• Texte fourni:
= = = =

Ill. 1. Rapport entre la circulation du numéraire et le PIB nominal (1907–2016)
Source : BNS, OFS / La Vie économique
Le recul de la demande de numéraire observé depuis les années soixante reflète avant tout les progrès technologiques fulgurants survenus dans le secteur bancaire. À l’époque, la diffusion des bandes magnétiques en tant que supports de données a permis de saisir et de transmettre les transactions financières de manière plus simple, plus rapide et plus compacte. De même, elle a entraîné une diminution considérable des coûts des comptes bancaires et du traitement des opérations de paiement. Une large tranche de la population a ainsi pu ouvrir facilement des comptes bancaires. Un nombre toujours croissant d’employeurs ont viré les salaires sur les comptes de leurs employés au lieu de les verser en espèces. En conséquence, le besoin direct de numéraire a diminué.
La demande de numéraire augmente après 2008
Depuis le début des années nonante, la demande de numéraire est restée à un niveau stable, malgré la diffusion croissante des lecteurs de cartes électroniques permettant de régler les achats quotidiens avec une carte de débit ou de crédit. La demande de numéraire progresse même clairement depuis 2008. Comment expliquer cette évolution ?

= = = =

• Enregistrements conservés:

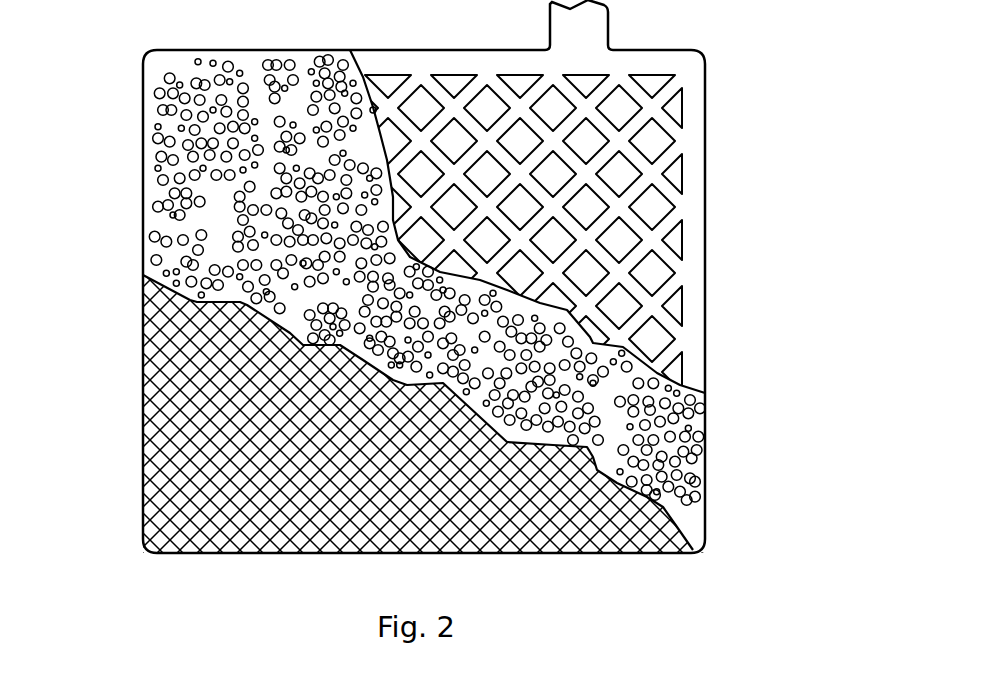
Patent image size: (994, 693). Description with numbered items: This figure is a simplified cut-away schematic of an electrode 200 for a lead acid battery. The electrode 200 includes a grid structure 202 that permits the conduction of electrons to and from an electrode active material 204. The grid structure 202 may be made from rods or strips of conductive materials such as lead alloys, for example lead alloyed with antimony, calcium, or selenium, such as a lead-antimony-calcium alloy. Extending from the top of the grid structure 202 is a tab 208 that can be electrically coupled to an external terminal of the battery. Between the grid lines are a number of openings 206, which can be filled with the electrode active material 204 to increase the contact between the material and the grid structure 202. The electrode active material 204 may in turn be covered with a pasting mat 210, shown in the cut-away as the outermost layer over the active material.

The electrode 200 is at (478, 276).
The grid structure 202 is at (705, 325).
The electrode active material 204 is at (267, 171).
The openings 206 is at (670, 152).
The tab 208 is at (583, 26).
The pasting mat 210 is at (237, 398).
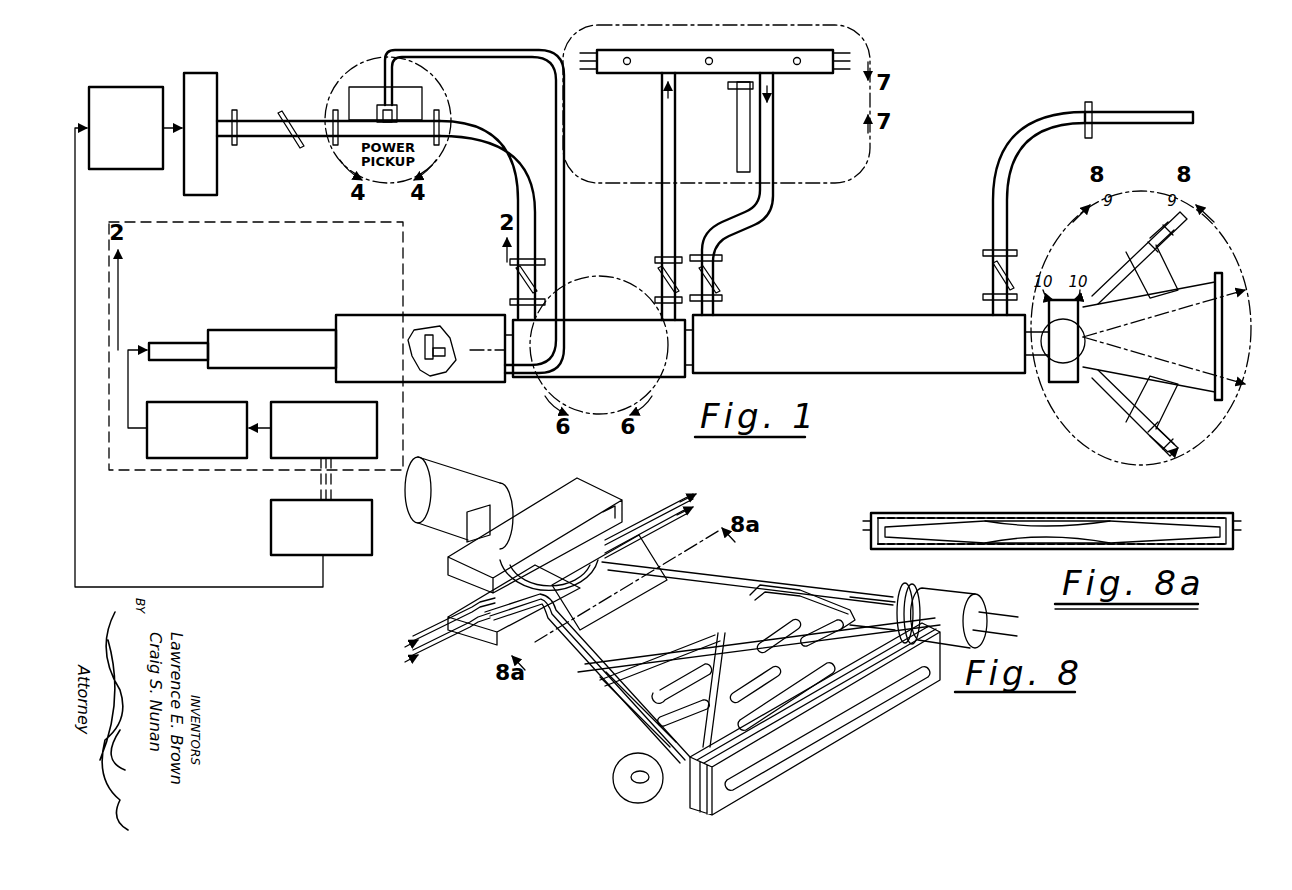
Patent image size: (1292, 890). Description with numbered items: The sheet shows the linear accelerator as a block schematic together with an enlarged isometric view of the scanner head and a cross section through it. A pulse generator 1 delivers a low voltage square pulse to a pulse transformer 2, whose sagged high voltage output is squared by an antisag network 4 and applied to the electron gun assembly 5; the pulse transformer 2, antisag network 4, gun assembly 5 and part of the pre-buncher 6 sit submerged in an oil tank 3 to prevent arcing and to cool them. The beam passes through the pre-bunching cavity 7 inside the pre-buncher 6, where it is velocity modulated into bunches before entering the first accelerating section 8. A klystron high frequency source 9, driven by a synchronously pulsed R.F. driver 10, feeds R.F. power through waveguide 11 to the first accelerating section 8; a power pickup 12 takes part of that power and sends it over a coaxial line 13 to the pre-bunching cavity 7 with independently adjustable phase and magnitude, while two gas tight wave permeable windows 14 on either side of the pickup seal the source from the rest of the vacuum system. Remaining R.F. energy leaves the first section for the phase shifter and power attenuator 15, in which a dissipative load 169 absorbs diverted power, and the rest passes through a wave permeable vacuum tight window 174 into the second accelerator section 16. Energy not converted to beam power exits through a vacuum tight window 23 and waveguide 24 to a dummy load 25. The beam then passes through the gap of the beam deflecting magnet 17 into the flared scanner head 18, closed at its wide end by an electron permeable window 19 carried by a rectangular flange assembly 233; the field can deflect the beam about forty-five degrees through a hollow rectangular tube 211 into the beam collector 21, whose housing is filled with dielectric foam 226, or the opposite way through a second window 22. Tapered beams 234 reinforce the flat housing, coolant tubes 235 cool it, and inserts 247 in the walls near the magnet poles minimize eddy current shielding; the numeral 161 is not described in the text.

= = = =

• Objectif énoncé A: Renvoyez à l'identique le passage du texte sur la demande de numéraire compris entre « Source : BNS, OFS » et « numéraire a diminué. », ces deux segments inclus.
• Objectif énoncé B: Recopiez fidèlement les enregistrements depuis leur début jusqu'à la ligne contenant « The pasting mat 210 is at (237, 398). », celle-ci incluse. Omettez les images dans votre réponse.
Le texte et les enregistrements proviennent de sources distinctes.

• Solution proposée A:
Source : BNS, OFS / La Vie économique
Le recul de la demande de numéraire observé depuis les années soixante reflète avant tout les progrès technologiques fulgurants survenus dans le secteur bancaire. À l’époque, la diffusion des bandes magnétiques en tant que supports de données a permis de saisir et de transmettre les transactions financières de manière plus simple, plus rapide et plus compacte. De même, elle a entraîné une diminution considérable des coûts des comptes bancaires et du traitement des opérations de paiement. Une large tranche de la population a ainsi pu ouvrir facilement des comptes bancaires. Un nombre toujours croissant d’employeurs ont viré les salaires sur les comptes de leurs employés au lieu de les verser en espèces. En conséquence, le besoin direct de numéraire a diminué.

• Solution proposée B:
Patent image size: (994, 693). Description with numbered items: This figure is a simplified cut-away schematic of an electrode 200 for a lead acid battery. The electrode 200 includes a grid structure 202 that permits the conduction of electrons to and from an electrode active material 204. The grid structure 202 may be made from rods or strips of conductive materials such as lead alloys, for example lead alloyed with antimony, calcium, or selenium, such as a lead-antimony-calcium alloy. Extending from the top of the grid structure 202 is a tab 208 that can be electrically coupled to an external terminal of the battery. Between the grid lines are a number of openings 206, which can be filled with the electrode active material 204 to increase the contact between the material and the grid structure 202. The electrode active material 204 may in turn be covered with a pasting mat 210, shown in the cut-away as the outermost layer over the active material.

The electrode 200 is at (478, 276).
The grid structure 202 is at (705, 325).
The electrode active material 204 is at (267, 171).
The openings 206 is at (670, 152).
The tab 208 is at (583, 26).
The pasting mat 210 is at (237, 398).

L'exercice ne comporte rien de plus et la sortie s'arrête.